_INPUT DATA:_
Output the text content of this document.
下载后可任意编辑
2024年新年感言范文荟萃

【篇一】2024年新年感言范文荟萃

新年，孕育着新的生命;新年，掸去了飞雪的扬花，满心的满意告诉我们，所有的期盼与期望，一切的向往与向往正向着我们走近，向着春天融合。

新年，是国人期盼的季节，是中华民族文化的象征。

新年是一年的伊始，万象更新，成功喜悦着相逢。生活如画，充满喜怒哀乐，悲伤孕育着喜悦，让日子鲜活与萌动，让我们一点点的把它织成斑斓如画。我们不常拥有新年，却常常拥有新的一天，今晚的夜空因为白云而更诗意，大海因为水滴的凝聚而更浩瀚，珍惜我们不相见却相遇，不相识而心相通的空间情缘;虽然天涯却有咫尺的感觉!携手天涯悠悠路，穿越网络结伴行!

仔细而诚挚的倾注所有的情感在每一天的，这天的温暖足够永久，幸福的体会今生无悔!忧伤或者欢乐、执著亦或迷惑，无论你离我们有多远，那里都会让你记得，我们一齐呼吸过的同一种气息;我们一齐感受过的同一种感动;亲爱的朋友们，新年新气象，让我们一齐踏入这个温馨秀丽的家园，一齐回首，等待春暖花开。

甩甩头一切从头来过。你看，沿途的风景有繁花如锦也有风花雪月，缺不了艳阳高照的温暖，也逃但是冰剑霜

_AIM:_
Output all of the data again. Match it exactly.

_RESULT:_
Output the text content of this document.
下载后可任意编辑
2024年新年感言范文荟萃

【篇一】2024年新年感言范文荟萃

新年，孕育着新的生命;新年，掸去了飞雪的扬花，满心的满意告诉我们，所有的期盼与期望，一切的向往与向往正向着我们走近，向着春天融合。

新年，是国人期盼的季节，是中华民族文化的象征。

新年是一年的伊始，万象更新，成功喜悦着相逢。生活如画，充满喜怒哀乐，悲伤孕育着喜悦，让日子鲜活与萌动，让我们一点点的把它织成斑斓如画。我们不常拥有新年，却常常拥有新的一天，今晚的夜空因为白云而更诗意，大海因为水滴的凝聚而更浩瀚，珍惜我们不相见却相遇，不相识而心相通的空间情缘;虽然天涯却有咫尺的感觉!携手天涯悠悠路，穿越网络结伴行!

仔细而诚挚的倾注所有的情感在每一天的，这天的温暖足够永久，幸福的体会今生无悔!忧伤或者欢乐、执著亦或迷惑，无论你离我们有多远，那里都会让你记得，我们一齐呼吸过的同一种气息;我们一齐感受过的同一种感动;亲爱的朋友们，新年新气象，让我们一齐踏入这个温馨秀丽的家园，一齐回首，等待春暖花开。

甩甩头一切从头来过。你看，沿途的风景有繁花如锦也有风花雪月，缺不了艳阳高照的温暖，也逃但是冰剑霜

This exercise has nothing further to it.